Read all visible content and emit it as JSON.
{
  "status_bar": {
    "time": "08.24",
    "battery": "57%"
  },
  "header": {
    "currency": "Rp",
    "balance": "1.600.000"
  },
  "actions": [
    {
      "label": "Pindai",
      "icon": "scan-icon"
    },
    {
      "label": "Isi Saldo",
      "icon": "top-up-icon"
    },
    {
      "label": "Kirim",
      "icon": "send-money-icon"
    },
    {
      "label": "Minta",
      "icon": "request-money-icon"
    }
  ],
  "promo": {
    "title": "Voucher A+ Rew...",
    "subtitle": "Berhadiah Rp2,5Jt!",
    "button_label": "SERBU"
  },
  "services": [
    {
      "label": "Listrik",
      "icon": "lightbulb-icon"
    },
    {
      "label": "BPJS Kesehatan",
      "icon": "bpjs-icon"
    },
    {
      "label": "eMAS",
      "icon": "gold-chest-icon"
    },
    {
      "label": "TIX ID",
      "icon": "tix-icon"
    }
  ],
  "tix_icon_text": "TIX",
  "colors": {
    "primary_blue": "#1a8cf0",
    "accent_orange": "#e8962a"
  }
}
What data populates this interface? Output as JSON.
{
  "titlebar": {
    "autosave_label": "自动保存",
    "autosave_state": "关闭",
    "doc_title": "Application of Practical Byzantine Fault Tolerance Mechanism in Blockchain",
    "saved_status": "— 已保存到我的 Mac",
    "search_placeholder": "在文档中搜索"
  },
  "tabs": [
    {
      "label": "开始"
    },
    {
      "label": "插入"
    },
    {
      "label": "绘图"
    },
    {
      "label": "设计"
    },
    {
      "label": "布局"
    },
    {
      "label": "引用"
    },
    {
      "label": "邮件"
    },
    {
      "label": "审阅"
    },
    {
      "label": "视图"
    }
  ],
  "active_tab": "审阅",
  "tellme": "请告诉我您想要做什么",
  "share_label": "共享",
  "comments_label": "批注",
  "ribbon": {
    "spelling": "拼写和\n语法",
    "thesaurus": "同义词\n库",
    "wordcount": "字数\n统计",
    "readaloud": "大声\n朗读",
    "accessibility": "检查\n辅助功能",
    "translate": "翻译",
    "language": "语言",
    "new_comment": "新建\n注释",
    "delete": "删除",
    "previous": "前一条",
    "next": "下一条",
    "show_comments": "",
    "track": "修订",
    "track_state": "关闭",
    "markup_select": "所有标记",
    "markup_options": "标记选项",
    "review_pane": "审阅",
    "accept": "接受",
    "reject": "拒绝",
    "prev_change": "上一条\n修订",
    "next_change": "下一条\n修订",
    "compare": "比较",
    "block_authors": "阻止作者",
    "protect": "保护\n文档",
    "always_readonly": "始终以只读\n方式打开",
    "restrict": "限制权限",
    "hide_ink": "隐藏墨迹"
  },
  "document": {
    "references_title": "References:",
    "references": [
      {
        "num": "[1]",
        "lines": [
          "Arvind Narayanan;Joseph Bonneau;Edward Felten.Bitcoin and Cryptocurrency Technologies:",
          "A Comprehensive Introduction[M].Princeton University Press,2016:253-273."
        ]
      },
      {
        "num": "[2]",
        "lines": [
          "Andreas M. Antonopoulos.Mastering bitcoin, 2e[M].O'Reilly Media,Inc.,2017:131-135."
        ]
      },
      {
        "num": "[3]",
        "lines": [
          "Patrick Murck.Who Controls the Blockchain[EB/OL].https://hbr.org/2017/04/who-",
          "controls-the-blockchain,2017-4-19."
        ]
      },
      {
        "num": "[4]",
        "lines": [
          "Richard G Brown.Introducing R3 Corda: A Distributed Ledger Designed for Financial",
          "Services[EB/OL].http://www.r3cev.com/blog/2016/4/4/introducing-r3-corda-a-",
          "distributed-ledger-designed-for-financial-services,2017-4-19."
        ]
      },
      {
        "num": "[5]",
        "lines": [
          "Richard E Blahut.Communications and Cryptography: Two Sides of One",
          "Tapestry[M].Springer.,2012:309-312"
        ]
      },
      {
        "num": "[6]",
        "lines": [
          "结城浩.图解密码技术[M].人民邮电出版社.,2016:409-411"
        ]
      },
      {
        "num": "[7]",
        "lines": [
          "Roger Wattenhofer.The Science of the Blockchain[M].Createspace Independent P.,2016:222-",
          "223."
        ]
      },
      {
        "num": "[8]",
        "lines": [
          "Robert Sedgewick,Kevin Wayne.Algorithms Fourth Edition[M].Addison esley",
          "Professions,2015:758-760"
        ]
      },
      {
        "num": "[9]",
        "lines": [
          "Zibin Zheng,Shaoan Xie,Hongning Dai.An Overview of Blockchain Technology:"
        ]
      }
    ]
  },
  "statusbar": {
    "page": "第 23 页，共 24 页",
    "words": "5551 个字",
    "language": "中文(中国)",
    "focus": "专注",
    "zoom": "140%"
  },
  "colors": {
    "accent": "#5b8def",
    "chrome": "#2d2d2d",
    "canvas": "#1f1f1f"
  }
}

--

▶ EXERCISE AIM:
Go through the listing and print each line exactly as it appears.

▶ EXPECTED ANSWER:
Read all visible content and emit it as JSON.
{
  "status_bar": {
    "time": "08.24",
    "battery": "57%"
  },
  "header": {
    "currency": "Rp",
    "balance": "1.600.000"
  },
  "actions": [
    {
      "label": "Pindai",
      "icon": "scan-icon"
    },
    {
      "label": "Isi Saldo",
      "icon": "top-up-icon"
    },
    {
      "label": "Kirim",
      "icon": "send-money-icon"
    },
    {
      "label": "Minta",
      "icon": "request-money-icon"
    }
  ],
  "promo": {
    "title": "Voucher A+ Rew...",
    "subtitle": "Berhadiah Rp2,5Jt!",
    "button_label": "SERBU"
  },
  "services": [
    {
      "label": "Listrik",
      "icon": "lightbulb-icon"
    },
    {
      "label": "BPJS Kesehatan",
      "icon": "bpjs-icon"
    },
    {
      "label": "eMAS",
      "icon": "gold-chest-icon"
    },
    {
      "label": "TIX ID",
      "icon": "tix-icon"
    }
  ],
  "tix_icon_text": "TIX",
  "colors": {
    "primary_blue": "#1a8cf0",
    "accent_orange": "#e8962a"
  }
}
What data populates this interface? Output as JSON.
{
  "titlebar": {
    "autosave_label": "自动保存",
    "autosave_state": "关闭",
    "doc_title": "Application of Practical Byzantine Fault Tolerance Mechanism in Blockchain",
    "saved_status": "— 已保存到我的 Mac",
    "search_placeholder": "在文档中搜索"
  },
  "tabs": [
    {
      "label": "开始"
    },
    {
      "label": "插入"
    },
    {
      "label": "绘图"
    },
    {
      "label": "设计"
    },
    {
      "label": "布局"
    },
    {
      "label": "引用"
    },
    {
      "label": "邮件"
    },
    {
      "label": "审阅"
    },
    {
      "label": "视图"
    }
  ],
  "active_tab": "审阅",
  "tellme": "请告诉我您想要做什么",
  "share_label": "共享",
  "comments_label": "批注",
  "ribbon": {
    "spelling": "拼写和\n语法",
    "thesaurus": "同义词\n库",
    "wordcount": "字数\n统计",
    "readaloud": "大声\n朗读",
    "accessibility": "检查\n辅助功能",
    "translate": "翻译",
    "language": "语言",
    "new_comment": "新建\n注释",
    "delete": "删除",
    "previous": "前一条",
    "next": "下一条",
    "show_comments": "",
    "track": "修订",
    "track_state": "关闭",
    "markup_select": "所有标记",
    "markup_options": "标记选项",
    "review_pane": "审阅",
    "accept": "接受",
    "reject": "拒绝",
    "prev_change": "上一条\n修订",
    "next_change": "下一条\n修订",
    "compare": "比较",
    "block_authors": "阻止作者",
    "protect": "保护\n文档",
    "always_readonly": "始终以只读\n方式打开",
    "restrict": "限制权限",
    "hide_ink": "隐藏墨迹"
  },
  "document": {
    "references_title": "References:",
    "references": [
      {
        "num": "[1]",
        "lines": [
          "Arvind Narayanan;Joseph Bonneau;Edward Felten.Bitcoin and Cryptocurrency Technologies:",
          "A Comprehensive Introduction[M].Princeton University Press,2016:253-273."
        ]
      },
      {
        "num": "[2]",
        "lines": [
          "Andreas M. Antonopoulos.Mastering bitcoin, 2e[M].O'Reilly Media,Inc.,2017:131-135."
        ]
      },
      {
        "num": "[3]",
        "lines": [
          "Patrick Murck.Who Controls the Blockchain[EB/OL].https://hbr.org/2017/04/who-",
          "controls-the-blockchain,2017-4-19."
        ]
      },
      {
        "num": "[4]",
        "lines": [
          "Richard G Brown.Introducing R3 Corda: A Distributed Ledger Designed for Financial",
          "Services[EB/OL].http://www.r3cev.com/blog/2016/4/4/introducing-r3-corda-a-",
          "distributed-ledger-designed-for-financial-services,2017-4-19."
        ]
      },
      {
        "num": "[5]",
        "lines": [
          "Richard E Blahut.Communications and Cryptography: Two Sides of One",
          "Tapestry[M].Springer.,2012:309-312"
        ]
      },
      {
        "num": "[6]",
        "lines": [
          "结城浩.图解密码技术[M].人民邮电出版社.,2016:409-411"
        ]
      },
      {
        "num": "[7]",
        "lines": [
          "Roger Wattenhofer.The Science of the Blockchain[M].Createspace Independent P.,2016:222-",
          "223."
        ]
      },
      {
        "num": "[8]",
        "lines": [
          "Robert Sedgewick,Kevin Wayne.Algorithms Fourth Edition[M].Addison esley",
          "Professions,2015:758-760"
        ]
      },
      {
        "num": "[9]",
        "lines": [
          "Zibin Zheng,Shaoan Xie,Hongning Dai.An Overview of Blockchain Technology:"
        ]
      }
    ]
  },
  "statusbar": {
    "page": "第 23 页，共 24 页",
    "words": "5551 个字",
    "language": "中文(中国)",
    "focus": "专注",
    "zoom": "140%"
  },
  "colors": {
    "accent": "#5b8def",
    "chrome": "#2d2d2d",
    "canvas": "#1f1f1f"
  }
}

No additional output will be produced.